╭─ Listing
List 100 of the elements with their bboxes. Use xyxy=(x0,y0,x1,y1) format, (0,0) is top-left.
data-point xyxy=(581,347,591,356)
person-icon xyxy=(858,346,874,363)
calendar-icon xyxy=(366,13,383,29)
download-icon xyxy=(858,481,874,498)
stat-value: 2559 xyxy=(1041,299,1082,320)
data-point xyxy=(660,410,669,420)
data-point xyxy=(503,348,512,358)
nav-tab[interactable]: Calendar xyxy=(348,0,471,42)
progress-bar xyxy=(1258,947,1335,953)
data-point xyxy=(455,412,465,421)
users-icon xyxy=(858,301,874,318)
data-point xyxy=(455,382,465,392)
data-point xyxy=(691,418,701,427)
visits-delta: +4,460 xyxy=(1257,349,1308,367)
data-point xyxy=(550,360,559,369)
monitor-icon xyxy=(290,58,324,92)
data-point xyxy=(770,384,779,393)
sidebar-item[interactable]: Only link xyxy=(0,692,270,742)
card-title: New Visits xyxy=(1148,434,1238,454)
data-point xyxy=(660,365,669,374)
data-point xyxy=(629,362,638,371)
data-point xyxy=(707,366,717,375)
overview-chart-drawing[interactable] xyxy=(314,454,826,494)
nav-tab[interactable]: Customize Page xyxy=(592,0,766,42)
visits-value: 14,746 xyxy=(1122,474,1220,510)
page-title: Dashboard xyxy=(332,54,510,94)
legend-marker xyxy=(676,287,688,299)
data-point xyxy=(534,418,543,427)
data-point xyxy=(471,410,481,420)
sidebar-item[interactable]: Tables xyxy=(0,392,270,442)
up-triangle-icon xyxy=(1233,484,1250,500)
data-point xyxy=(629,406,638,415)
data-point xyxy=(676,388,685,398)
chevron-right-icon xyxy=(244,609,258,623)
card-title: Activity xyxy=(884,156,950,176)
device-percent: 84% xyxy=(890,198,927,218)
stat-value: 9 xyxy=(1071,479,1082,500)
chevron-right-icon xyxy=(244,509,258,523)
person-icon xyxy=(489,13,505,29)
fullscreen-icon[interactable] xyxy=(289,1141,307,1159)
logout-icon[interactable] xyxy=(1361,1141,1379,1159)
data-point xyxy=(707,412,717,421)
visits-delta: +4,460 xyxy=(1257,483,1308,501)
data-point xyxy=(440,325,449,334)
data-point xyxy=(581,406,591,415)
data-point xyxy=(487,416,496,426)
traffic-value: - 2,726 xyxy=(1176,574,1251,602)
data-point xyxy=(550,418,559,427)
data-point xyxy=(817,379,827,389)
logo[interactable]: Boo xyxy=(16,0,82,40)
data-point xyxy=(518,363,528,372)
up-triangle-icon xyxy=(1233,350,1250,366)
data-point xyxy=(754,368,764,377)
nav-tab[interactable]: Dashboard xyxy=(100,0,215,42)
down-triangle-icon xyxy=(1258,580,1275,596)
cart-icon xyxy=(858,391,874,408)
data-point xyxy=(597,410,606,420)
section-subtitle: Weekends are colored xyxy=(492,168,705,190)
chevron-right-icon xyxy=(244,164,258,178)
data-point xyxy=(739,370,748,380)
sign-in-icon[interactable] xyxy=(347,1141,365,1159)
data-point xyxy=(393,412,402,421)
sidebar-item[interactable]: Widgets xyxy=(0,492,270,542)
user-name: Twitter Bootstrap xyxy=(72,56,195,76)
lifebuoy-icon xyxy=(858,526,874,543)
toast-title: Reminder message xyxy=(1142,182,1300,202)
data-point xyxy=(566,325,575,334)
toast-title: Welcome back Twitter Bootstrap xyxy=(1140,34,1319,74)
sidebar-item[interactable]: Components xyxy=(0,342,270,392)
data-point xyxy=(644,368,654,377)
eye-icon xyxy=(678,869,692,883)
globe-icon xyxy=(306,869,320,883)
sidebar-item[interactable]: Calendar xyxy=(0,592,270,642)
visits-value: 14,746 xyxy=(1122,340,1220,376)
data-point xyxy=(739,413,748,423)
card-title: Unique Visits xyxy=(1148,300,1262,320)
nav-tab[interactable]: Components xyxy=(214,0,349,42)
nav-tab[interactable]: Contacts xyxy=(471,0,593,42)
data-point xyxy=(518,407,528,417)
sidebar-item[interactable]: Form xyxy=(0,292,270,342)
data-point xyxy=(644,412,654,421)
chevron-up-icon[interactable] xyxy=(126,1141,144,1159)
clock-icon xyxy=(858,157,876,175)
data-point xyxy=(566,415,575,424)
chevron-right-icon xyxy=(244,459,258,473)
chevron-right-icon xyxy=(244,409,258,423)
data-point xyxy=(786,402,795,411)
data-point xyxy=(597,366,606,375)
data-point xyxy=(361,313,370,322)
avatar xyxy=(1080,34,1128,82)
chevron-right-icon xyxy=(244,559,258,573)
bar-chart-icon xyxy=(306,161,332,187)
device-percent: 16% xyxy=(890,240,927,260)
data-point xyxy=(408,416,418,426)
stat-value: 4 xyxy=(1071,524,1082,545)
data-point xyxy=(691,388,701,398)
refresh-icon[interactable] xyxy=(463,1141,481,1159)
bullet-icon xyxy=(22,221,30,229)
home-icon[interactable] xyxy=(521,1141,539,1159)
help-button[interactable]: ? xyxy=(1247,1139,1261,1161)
╰─
Aim: Can you return every line of the items above verbatim, without changing a single character?

Written response:
List 100 of the elements with their bboxes. Use xyxy=(x0,y0,x1,y1) format, (0,0) is top-left.
data-point xyxy=(581,347,591,356)
person-icon xyxy=(858,346,874,363)
calendar-icon xyxy=(366,13,383,29)
download-icon xyxy=(858,481,874,498)
stat-value: 2559 xyxy=(1041,299,1082,320)
data-point xyxy=(660,410,669,420)
data-point xyxy=(503,348,512,358)
nav-tab[interactable]: Calendar xyxy=(348,0,471,42)
progress-bar xyxy=(1258,947,1335,953)
data-point xyxy=(455,412,465,421)
users-icon xyxy=(858,301,874,318)
data-point xyxy=(455,382,465,392)
data-point xyxy=(691,418,701,427)
visits-delta: +4,460 xyxy=(1257,349,1308,367)
data-point xyxy=(550,360,559,369)
monitor-icon xyxy=(290,58,324,92)
data-point xyxy=(770,384,779,393)
sidebar-item[interactable]: Only link xyxy=(0,692,270,742)
card-title: New Visits xyxy=(1148,434,1238,454)
data-point xyxy=(660,365,669,374)
data-point xyxy=(629,362,638,371)
data-point xyxy=(707,366,717,375)
overview-chart-drawing[interactable] xyxy=(314,454,826,494)
nav-tab[interactable]: Customize Page xyxy=(592,0,766,42)
visits-value: 14,746 xyxy=(1122,474,1220,510)
page-title: Dashboard xyxy=(332,54,510,94)
legend-marker xyxy=(676,287,688,299)
data-point xyxy=(534,418,543,427)
data-point xyxy=(471,410,481,420)
sidebar-item[interactable]: Tables xyxy=(0,392,270,442)
up-triangle-icon xyxy=(1233,484,1250,500)
data-point xyxy=(629,406,638,415)
data-point xyxy=(676,388,685,398)
chevron-right-icon xyxy=(244,609,258,623)
card-title: Activity xyxy=(884,156,950,176)
device-percent: 84% xyxy=(890,198,927,218)
stat-value: 9 xyxy=(1071,479,1082,500)
chevron-right-icon xyxy=(244,509,258,523)
person-icon xyxy=(489,13,505,29)
fullscreen-icon[interactable] xyxy=(289,1141,307,1159)
logout-icon[interactable] xyxy=(1361,1141,1379,1159)
data-point xyxy=(707,412,717,421)
visits-delta: +4,460 xyxy=(1257,483,1308,501)
data-point xyxy=(440,325,449,334)
data-point xyxy=(581,406,591,415)
data-point xyxy=(487,416,496,426)
traffic-value: - 2,726 xyxy=(1176,574,1251,602)
data-point xyxy=(550,418,559,427)
data-point xyxy=(817,379,827,389)
logo[interactable]: Boo xyxy=(16,0,82,40)
data-point xyxy=(518,363,528,372)
up-triangle-icon xyxy=(1233,350,1250,366)
data-point xyxy=(754,368,764,377)
nav-tab[interactable]: Dashboard xyxy=(100,0,215,42)
down-triangle-icon xyxy=(1258,580,1275,596)
cart-icon xyxy=(858,391,874,408)
data-point xyxy=(597,410,606,420)
section-subtitle: Weekends are colored xyxy=(492,168,705,190)
chevron-right-icon xyxy=(244,164,258,178)
data-point xyxy=(739,370,748,380)
sign-in-icon[interactable] xyxy=(347,1141,365,1159)
data-point xyxy=(393,412,402,421)
sidebar-item[interactable]: Widgets xyxy=(0,492,270,542)
user-name: Twitter Bootstrap xyxy=(72,56,195,76)
lifebuoy-icon xyxy=(858,526,874,543)
toast-title: Reminder message xyxy=(1142,182,1300,202)
data-point xyxy=(566,325,575,334)
toast-title: Welcome back Twitter Bootstrap xyxy=(1140,34,1319,74)
sidebar-item[interactable]: Components xyxy=(0,342,270,392)
data-point xyxy=(644,368,654,377)
eye-icon xyxy=(678,869,692,883)
globe-icon xyxy=(306,869,320,883)
sidebar-item[interactable]: Calendar xyxy=(0,592,270,642)
visits-value: 14,746 xyxy=(1122,340,1220,376)
data-point xyxy=(739,413,748,423)
card-title: Unique Visits xyxy=(1148,300,1262,320)
nav-tab[interactable]: Components xyxy=(214,0,349,42)
nav-tab[interactable]: Contacts xyxy=(471,0,593,42)
data-point xyxy=(518,407,528,417)
sidebar-item[interactable]: Form xyxy=(0,292,270,342)
data-point xyxy=(644,412,654,421)
chevron-up-icon[interactable] xyxy=(126,1141,144,1159)
clock-icon xyxy=(858,157,876,175)
data-point xyxy=(566,415,575,424)
chevron-right-icon xyxy=(244,459,258,473)
chevron-right-icon xyxy=(244,409,258,423)
data-point xyxy=(786,402,795,411)
data-point xyxy=(597,366,606,375)
data-point xyxy=(361,313,370,322)
avatar xyxy=(1080,34,1128,82)
chevron-right-icon xyxy=(244,559,258,573)
bar-chart-icon xyxy=(306,161,332,187)
device-percent: 16% xyxy=(890,240,927,260)
data-point xyxy=(408,416,418,426)
stat-value: 4 xyxy=(1071,524,1082,545)
data-point xyxy=(691,388,701,398)
refresh-icon[interactable] xyxy=(463,1141,481,1159)
bullet-icon xyxy=(22,221,30,229)
home-icon[interactable] xyxy=(521,1141,539,1159)
help-button[interactable]: ? xyxy=(1247,1139,1261,1161)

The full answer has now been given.